* **PROBLEM TO WORK ON**
Single out the lines that include the word "Фестивальная". Copy them.

________________________

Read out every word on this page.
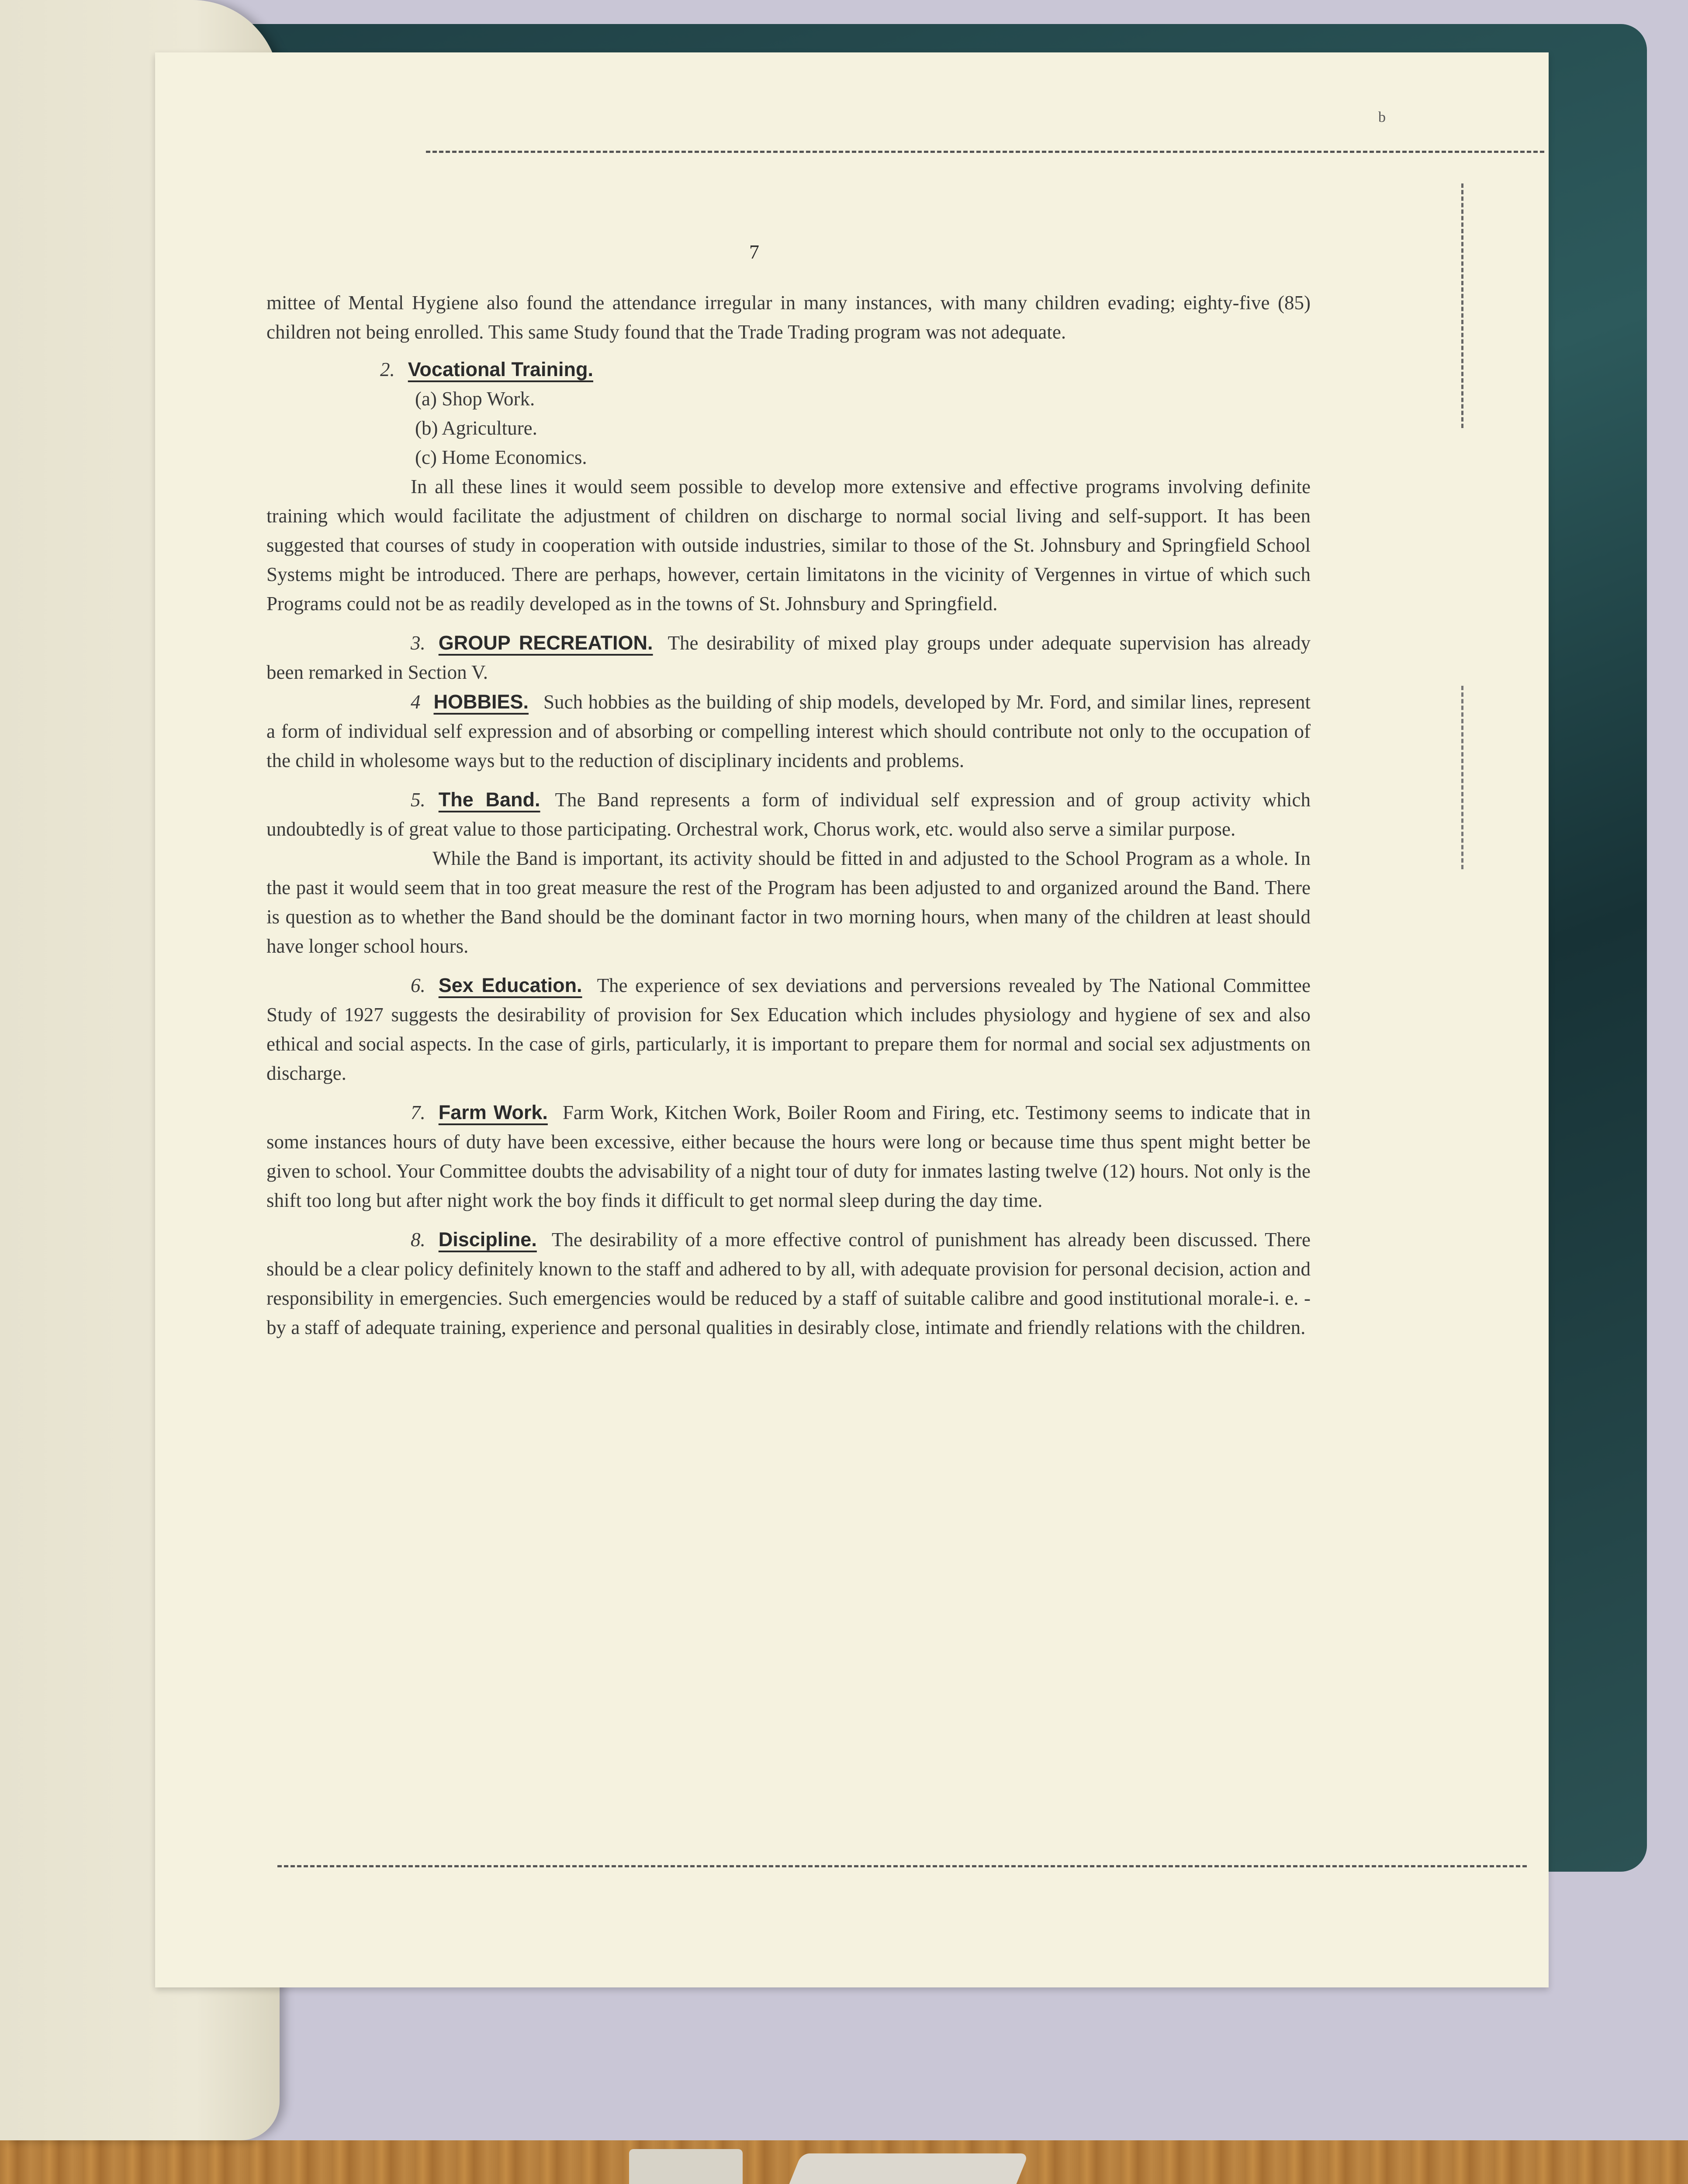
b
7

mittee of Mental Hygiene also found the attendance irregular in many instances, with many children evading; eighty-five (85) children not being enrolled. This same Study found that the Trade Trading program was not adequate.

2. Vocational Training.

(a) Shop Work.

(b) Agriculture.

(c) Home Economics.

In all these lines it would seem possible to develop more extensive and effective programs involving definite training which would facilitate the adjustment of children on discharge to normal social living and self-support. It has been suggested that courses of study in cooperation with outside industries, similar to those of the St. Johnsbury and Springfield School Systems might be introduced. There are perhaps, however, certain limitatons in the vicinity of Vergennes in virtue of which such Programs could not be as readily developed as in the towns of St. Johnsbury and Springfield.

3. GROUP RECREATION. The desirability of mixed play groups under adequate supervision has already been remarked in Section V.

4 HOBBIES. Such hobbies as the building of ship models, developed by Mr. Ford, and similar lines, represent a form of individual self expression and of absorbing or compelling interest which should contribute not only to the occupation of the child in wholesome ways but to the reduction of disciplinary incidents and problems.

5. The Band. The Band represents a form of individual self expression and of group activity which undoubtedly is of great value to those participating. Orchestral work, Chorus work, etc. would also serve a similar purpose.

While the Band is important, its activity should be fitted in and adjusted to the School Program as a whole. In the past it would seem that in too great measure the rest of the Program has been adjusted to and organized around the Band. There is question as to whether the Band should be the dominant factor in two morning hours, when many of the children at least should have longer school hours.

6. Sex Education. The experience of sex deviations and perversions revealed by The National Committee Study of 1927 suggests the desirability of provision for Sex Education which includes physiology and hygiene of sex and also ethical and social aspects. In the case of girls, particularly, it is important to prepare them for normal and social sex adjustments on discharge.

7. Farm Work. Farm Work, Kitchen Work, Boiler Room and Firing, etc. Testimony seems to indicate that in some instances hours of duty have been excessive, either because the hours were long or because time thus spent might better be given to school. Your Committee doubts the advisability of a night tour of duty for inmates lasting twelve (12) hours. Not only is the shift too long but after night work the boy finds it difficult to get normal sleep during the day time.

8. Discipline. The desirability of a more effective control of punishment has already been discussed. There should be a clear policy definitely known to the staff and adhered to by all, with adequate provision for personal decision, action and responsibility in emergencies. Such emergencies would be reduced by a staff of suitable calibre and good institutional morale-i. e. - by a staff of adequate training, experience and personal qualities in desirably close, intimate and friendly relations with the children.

________________________

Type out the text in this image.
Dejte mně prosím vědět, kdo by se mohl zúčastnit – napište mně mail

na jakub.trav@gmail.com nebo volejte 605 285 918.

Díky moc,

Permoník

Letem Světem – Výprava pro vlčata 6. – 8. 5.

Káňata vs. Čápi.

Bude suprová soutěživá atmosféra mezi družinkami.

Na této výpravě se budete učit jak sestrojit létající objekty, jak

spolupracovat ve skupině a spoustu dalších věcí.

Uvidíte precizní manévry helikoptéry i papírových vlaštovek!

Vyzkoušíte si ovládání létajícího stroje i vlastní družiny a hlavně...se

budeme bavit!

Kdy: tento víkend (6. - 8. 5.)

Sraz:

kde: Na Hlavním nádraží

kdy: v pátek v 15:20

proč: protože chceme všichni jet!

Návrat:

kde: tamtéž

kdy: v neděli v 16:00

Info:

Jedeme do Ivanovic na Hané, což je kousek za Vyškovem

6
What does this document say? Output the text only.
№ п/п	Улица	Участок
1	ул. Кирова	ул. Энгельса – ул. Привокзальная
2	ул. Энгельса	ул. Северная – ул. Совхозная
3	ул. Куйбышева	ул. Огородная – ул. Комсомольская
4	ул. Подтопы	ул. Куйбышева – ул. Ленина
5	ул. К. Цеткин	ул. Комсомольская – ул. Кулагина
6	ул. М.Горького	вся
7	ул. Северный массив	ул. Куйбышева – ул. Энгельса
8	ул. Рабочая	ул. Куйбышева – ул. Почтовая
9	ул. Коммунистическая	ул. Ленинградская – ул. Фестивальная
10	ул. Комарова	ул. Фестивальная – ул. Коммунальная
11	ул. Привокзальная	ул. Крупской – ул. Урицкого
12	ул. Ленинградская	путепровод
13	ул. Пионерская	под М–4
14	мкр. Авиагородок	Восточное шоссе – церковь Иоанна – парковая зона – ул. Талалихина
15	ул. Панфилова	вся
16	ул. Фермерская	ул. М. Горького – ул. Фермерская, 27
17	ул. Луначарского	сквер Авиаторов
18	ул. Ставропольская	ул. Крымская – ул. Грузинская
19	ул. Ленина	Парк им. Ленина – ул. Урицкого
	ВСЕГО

________________________

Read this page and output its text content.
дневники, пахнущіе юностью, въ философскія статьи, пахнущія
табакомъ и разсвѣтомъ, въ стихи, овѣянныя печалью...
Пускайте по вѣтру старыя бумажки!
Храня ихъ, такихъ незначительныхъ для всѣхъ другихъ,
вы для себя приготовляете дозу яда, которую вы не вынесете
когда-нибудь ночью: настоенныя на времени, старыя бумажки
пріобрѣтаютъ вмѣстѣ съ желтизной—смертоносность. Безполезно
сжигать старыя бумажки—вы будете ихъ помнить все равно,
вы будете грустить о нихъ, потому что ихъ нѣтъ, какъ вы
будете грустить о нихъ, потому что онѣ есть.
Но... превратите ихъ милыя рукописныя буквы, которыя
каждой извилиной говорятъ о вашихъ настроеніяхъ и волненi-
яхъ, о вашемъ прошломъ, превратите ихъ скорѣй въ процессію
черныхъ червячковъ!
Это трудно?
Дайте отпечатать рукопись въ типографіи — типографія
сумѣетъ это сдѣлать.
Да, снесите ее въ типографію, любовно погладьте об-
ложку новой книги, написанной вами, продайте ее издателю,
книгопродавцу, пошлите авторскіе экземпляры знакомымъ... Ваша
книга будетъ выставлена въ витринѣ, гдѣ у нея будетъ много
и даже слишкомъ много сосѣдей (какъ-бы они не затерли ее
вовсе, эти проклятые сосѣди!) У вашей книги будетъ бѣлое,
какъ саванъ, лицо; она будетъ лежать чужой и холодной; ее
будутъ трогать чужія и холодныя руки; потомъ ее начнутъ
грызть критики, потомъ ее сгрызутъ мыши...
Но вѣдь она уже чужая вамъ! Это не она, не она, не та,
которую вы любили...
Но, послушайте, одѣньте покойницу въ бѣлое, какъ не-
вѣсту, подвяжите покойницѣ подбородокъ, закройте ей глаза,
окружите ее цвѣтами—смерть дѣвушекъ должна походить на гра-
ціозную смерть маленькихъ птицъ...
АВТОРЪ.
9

________________________

* **SOLUTION BELOW**
9	ул. Коммунистическая	ул. Ленинградская – ул. Фестивальная
10	ул. Комарова	ул. Фестивальная – ул. Коммунальная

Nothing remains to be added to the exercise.